GIVEN REQUEST: Word for word, copy all the data and drop the pictures.

DATASET RECORDS:

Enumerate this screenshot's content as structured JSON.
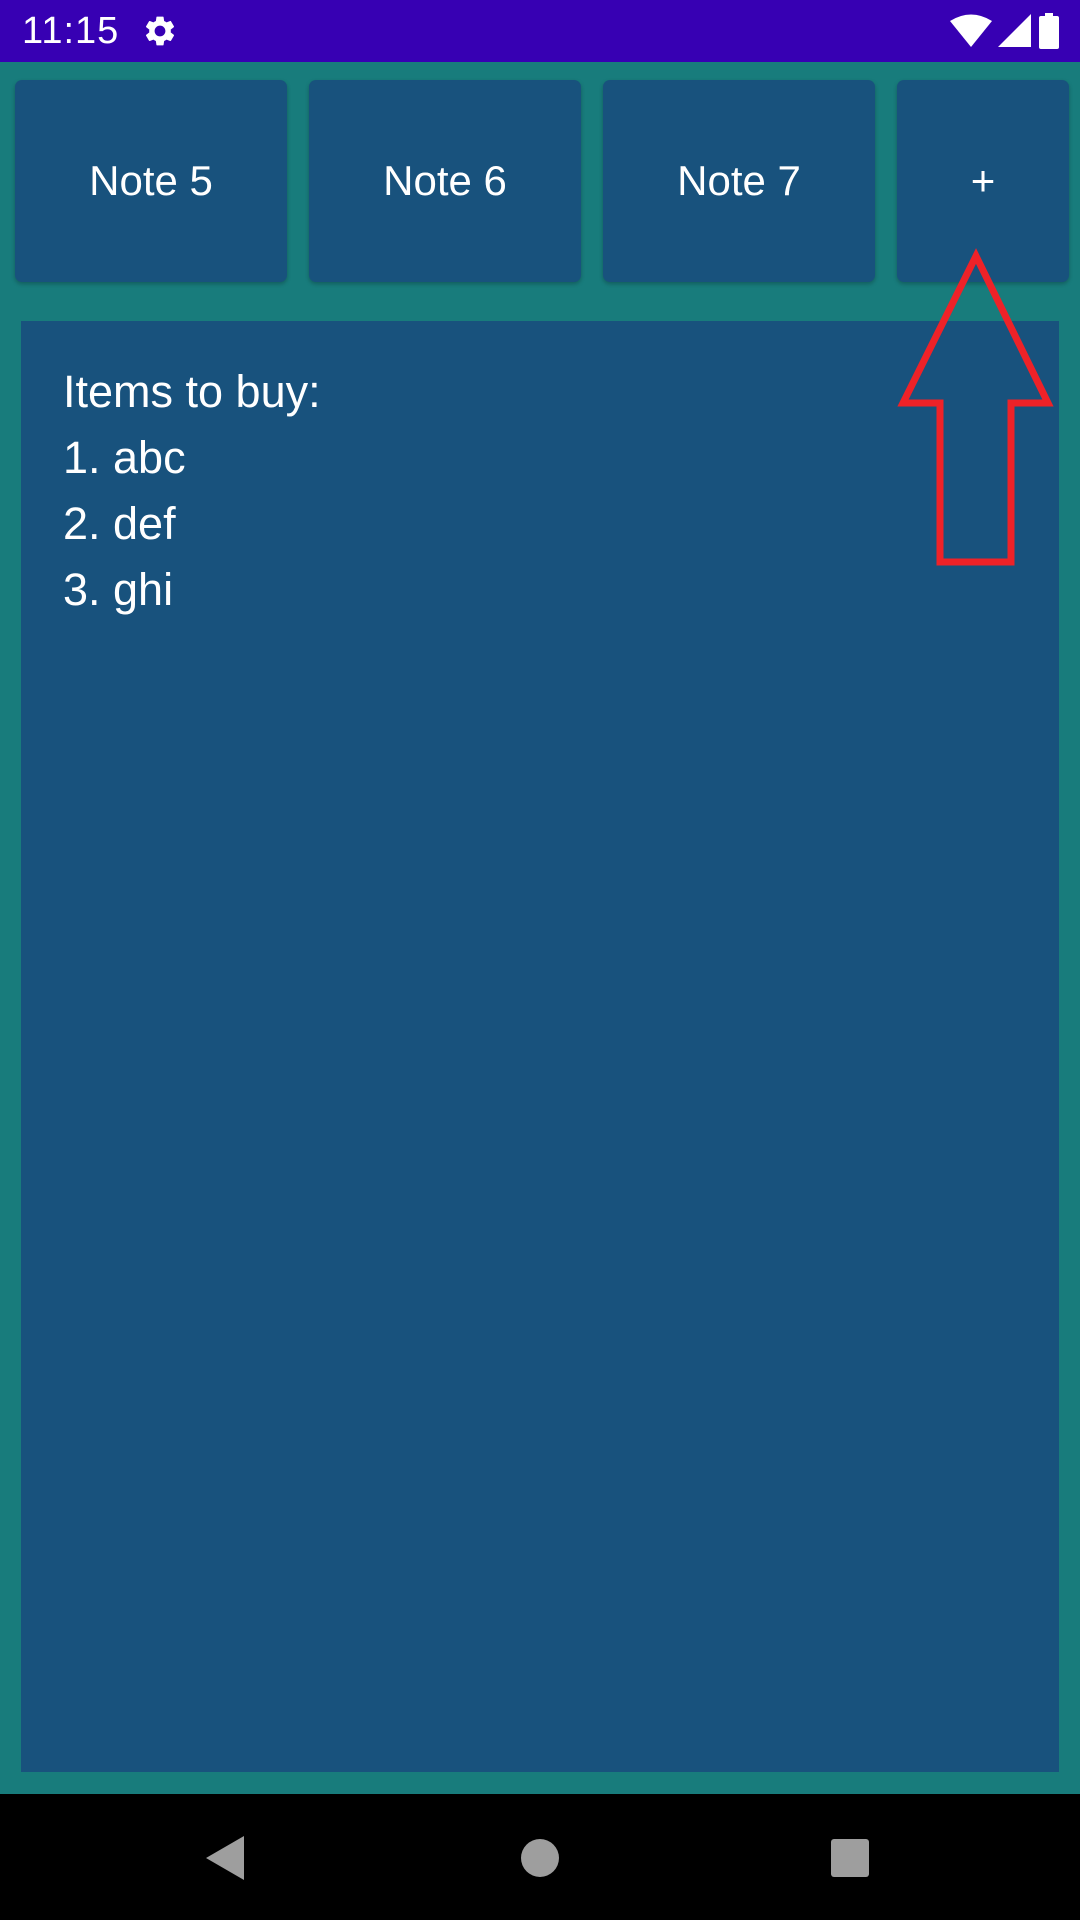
{
  "status_bar": {
    "time": "11:15",
    "icons": [
      "gear-icon",
      "wifi-icon",
      "signal-icon",
      "battery-icon"
    ],
    "color": "#3700b3"
  },
  "tabs": [
    {
      "label": "Note 5"
    },
    {
      "label": "Note 6"
    },
    {
      "label": "Note 7"
    }
  ],
  "add_tab": {
    "label": "+"
  },
  "note": {
    "lines": [
      "Items to buy:",
      "1. abc",
      "2. def",
      "3. ghi"
    ]
  },
  "colors": {
    "background": "#187c7c",
    "tab": "#18527d",
    "note": "#18527d",
    "annotation": "#ee2228"
  },
  "nav_bar": {
    "icons": [
      "back-icon",
      "home-icon",
      "recents-icon"
    ]
  }
}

RESULT OF THE TASK:
Enumerate this screenshot's content as structured JSON.
{
  "status_bar": {
    "time": "11:15",
    "icons": [
      "gear-icon",
      "wifi-icon",
      "signal-icon",
      "battery-icon"
    ],
    "color": "#3700b3"
  },
  "tabs": [
    {
      "label": "Note 5"
    },
    {
      "label": "Note 6"
    },
    {
      "label": "Note 7"
    }
  ],
  "add_tab": {
    "label": "+"
  },
  "note": {
    "lines": [
      "Items to buy:",
      "1. abc",
      "2. def",
      "3. ghi"
    ]
  },
  "colors": {
    "background": "#187c7c",
    "tab": "#18527d",
    "note": "#18527d",
    "annotation": "#ee2228"
  },
  "nav_bar": {
    "icons": [
      "back-icon",
      "home-icon",
      "recents-icon"
    ]
  }
}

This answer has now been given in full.